» **Entries with figure data**:
=======

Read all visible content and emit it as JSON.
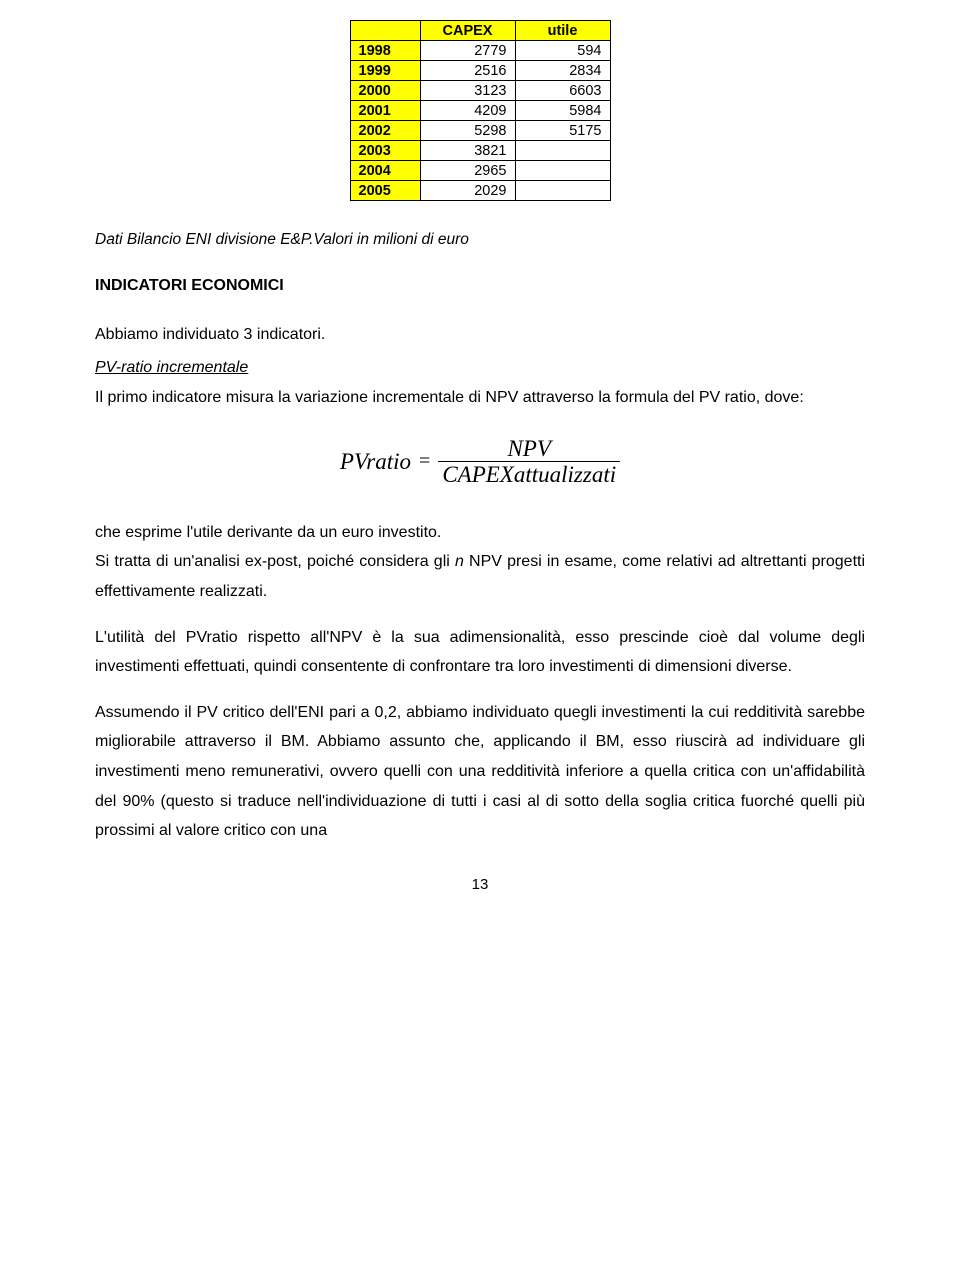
{
  "table": {
    "headers": [
      "",
      "CAPEX",
      "utile"
    ],
    "rows": [
      {
        "year": "1998",
        "capex": "2779",
        "utile": "594"
      },
      {
        "year": "1999",
        "capex": "2516",
        "utile": "2834"
      },
      {
        "year": "2000",
        "capex": "3123",
        "utile": "6603"
      },
      {
        "year": "2001",
        "capex": "4209",
        "utile": "5984"
      },
      {
        "year": "2002",
        "capex": "5298",
        "utile": "5175"
      },
      {
        "year": "2003",
        "capex": "3821",
        "utile": ""
      },
      {
        "year": "2004",
        "capex": "2965",
        "utile": ""
      },
      {
        "year": "2005",
        "capex": "2029",
        "utile": ""
      }
    ]
  },
  "caption": "Dati Bilancio ENI divisione E&P.Valori in milioni di euro",
  "heading": "INDICATORI ECONOMICI",
  "intro": "Abbiamo individuato 3 indicatori.",
  "section1_title": "PV-ratio incrementale",
  "section1_lead": "Il primo indicatore misura la variazione incrementale di NPV attraverso la formula del PV ratio, dove:",
  "formula": {
    "lhs": "PVratio",
    "equals": "=",
    "numerator": "NPV",
    "denominator": "CAPEXattualizzati"
  },
  "para2_intro": "che esprime l'utile derivante da un euro investito.",
  "para2_a": "Si tratta di un'analisi ex-post, poiché considera gli ",
  "para2_n": "n",
  "para2_b": " NPV presi in esame, come relativi ad altrettanti progetti effettivamente realizzati.",
  "para3": "L'utilità del PVratio rispetto all'NPV è la sua adimensionalità, esso prescinde cioè dal volume degli investimenti effettuati, quindi consentente di confrontare tra loro investimenti di dimensioni diverse.",
  "para4": "Assumendo il PV critico dell'ENI pari a 0,2, abbiamo individuato quegli investimenti la cui redditività sarebbe migliorabile attraverso il BM. Abbiamo assunto che, applicando il BM, esso riuscirà ad individuare gli investimenti meno remunerativi, ovvero quelli con una redditività inferiore a quella critica con un'affidabilità del 90% (questo si traduce nell'individuazione di tutti i casi al di sotto della soglia critica fuorché quelli più prossimi al valore critico con una",
  "page_number": "13",
  "colors": {
    "highlight": "#ffff00",
    "border": "#000000",
    "background": "#ffffff",
    "text": "#000000"
  }
}
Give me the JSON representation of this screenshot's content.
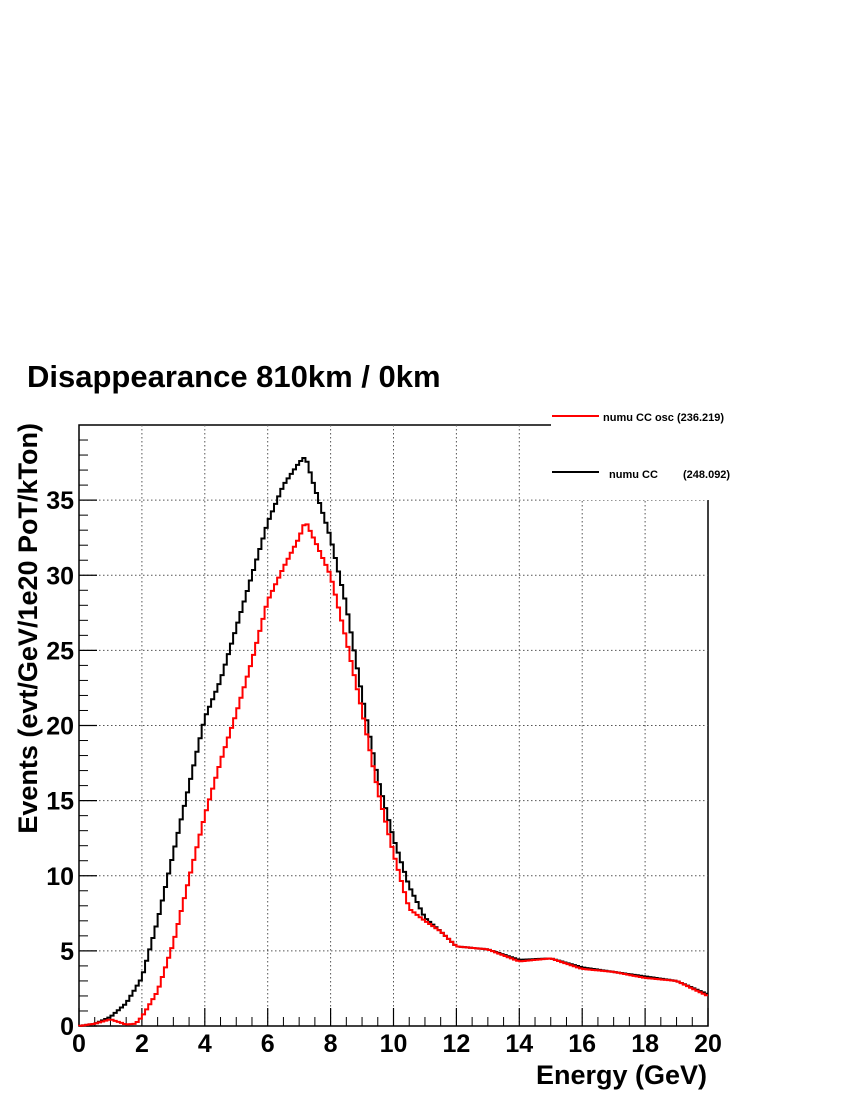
{
  "chart_data": {
    "type": "line",
    "title": "Disappearance 810km / 0km",
    "xlabel": "Energy (GeV)",
    "ylabel": "Events (evt/GeV/1e20 PoT/kTon)",
    "xlim": [
      0,
      20
    ],
    "ylim": [
      0,
      40
    ],
    "x_ticks": [
      "0",
      "2",
      "4",
      "6",
      "8",
      "10",
      "12",
      "14",
      "16",
      "18",
      "20"
    ],
    "y_ticks": [
      "0",
      "5",
      "10",
      "15",
      "20",
      "25",
      "30",
      "35"
    ],
    "grid": true,
    "legend_position": "top-right",
    "bin_width": 0.1,
    "series": [
      {
        "name": "numu CC osc",
        "legend_label": "numu CC osc (236.219)",
        "integral": "(236.219)",
        "color": "#ff0000",
        "style": "step",
        "points": [
          [
            0,
            0.0
          ],
          [
            0.5,
            0.15
          ],
          [
            1.0,
            0.45
          ],
          [
            1.5,
            0.1
          ],
          [
            1.8,
            0.15
          ],
          [
            2.0,
            0.6
          ],
          [
            2.5,
            2.3
          ],
          [
            3.0,
            5.5
          ],
          [
            3.5,
            9.8
          ],
          [
            4.0,
            14.0
          ],
          [
            4.5,
            17.6
          ],
          [
            5.0,
            20.8
          ],
          [
            5.5,
            24.3
          ],
          [
            6.0,
            28.3
          ],
          [
            6.5,
            30.5
          ],
          [
            7.0,
            32.5
          ],
          [
            7.2,
            33.6
          ],
          [
            7.5,
            32.3
          ],
          [
            8.0,
            30.0
          ],
          [
            8.5,
            25.7
          ],
          [
            9.0,
            21.0
          ],
          [
            9.5,
            15.7
          ],
          [
            10.0,
            11.5
          ],
          [
            10.5,
            7.8
          ],
          [
            11.0,
            7.0
          ],
          [
            11.5,
            6.3
          ],
          [
            12.0,
            5.3
          ],
          [
            13.0,
            5.1
          ],
          [
            14.0,
            4.3
          ],
          [
            15.0,
            4.5
          ],
          [
            16.0,
            3.8
          ],
          [
            17.0,
            3.6
          ],
          [
            18.0,
            3.2
          ],
          [
            19.0,
            3.0
          ],
          [
            20.0,
            2.0
          ]
        ]
      },
      {
        "name": "numu CC",
        "legend_label": "numu CC",
        "integral": "(248.092)",
        "color": "#000000",
        "style": "step",
        "points": [
          [
            0,
            0.0
          ],
          [
            0.5,
            0.15
          ],
          [
            1.0,
            0.6
          ],
          [
            1.5,
            1.5
          ],
          [
            2.0,
            3.2
          ],
          [
            2.5,
            7.0
          ],
          [
            3.0,
            11.5
          ],
          [
            3.5,
            16.0
          ],
          [
            4.0,
            20.5
          ],
          [
            4.5,
            23.0
          ],
          [
            5.0,
            26.5
          ],
          [
            5.5,
            30.0
          ],
          [
            6.0,
            33.5
          ],
          [
            6.5,
            36.0
          ],
          [
            7.0,
            37.5
          ],
          [
            7.2,
            37.9
          ],
          [
            7.5,
            35.8
          ],
          [
            8.0,
            32.5
          ],
          [
            8.5,
            28.0
          ],
          [
            9.0,
            22.0
          ],
          [
            9.5,
            16.5
          ],
          [
            10.0,
            12.5
          ],
          [
            10.5,
            9.3
          ],
          [
            11.0,
            7.2
          ],
          [
            11.5,
            6.3
          ],
          [
            12.0,
            5.3
          ],
          [
            13.0,
            5.1
          ],
          [
            14.0,
            4.4
          ],
          [
            15.0,
            4.5
          ],
          [
            16.0,
            3.9
          ],
          [
            17.0,
            3.6
          ],
          [
            18.0,
            3.3
          ],
          [
            19.0,
            3.0
          ],
          [
            20.0,
            2.1
          ]
        ]
      }
    ]
  }
}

=======

» **Task statement**:
Gather every line from the listing above in which "euro" appears, and copy those lines.

» **Output below**:
  "caption": "Dati Bilancio ENI divisione E&P.Valori in milioni di euro",
  "para2_intro": "che esprime l'utile derivante da un euro investito.",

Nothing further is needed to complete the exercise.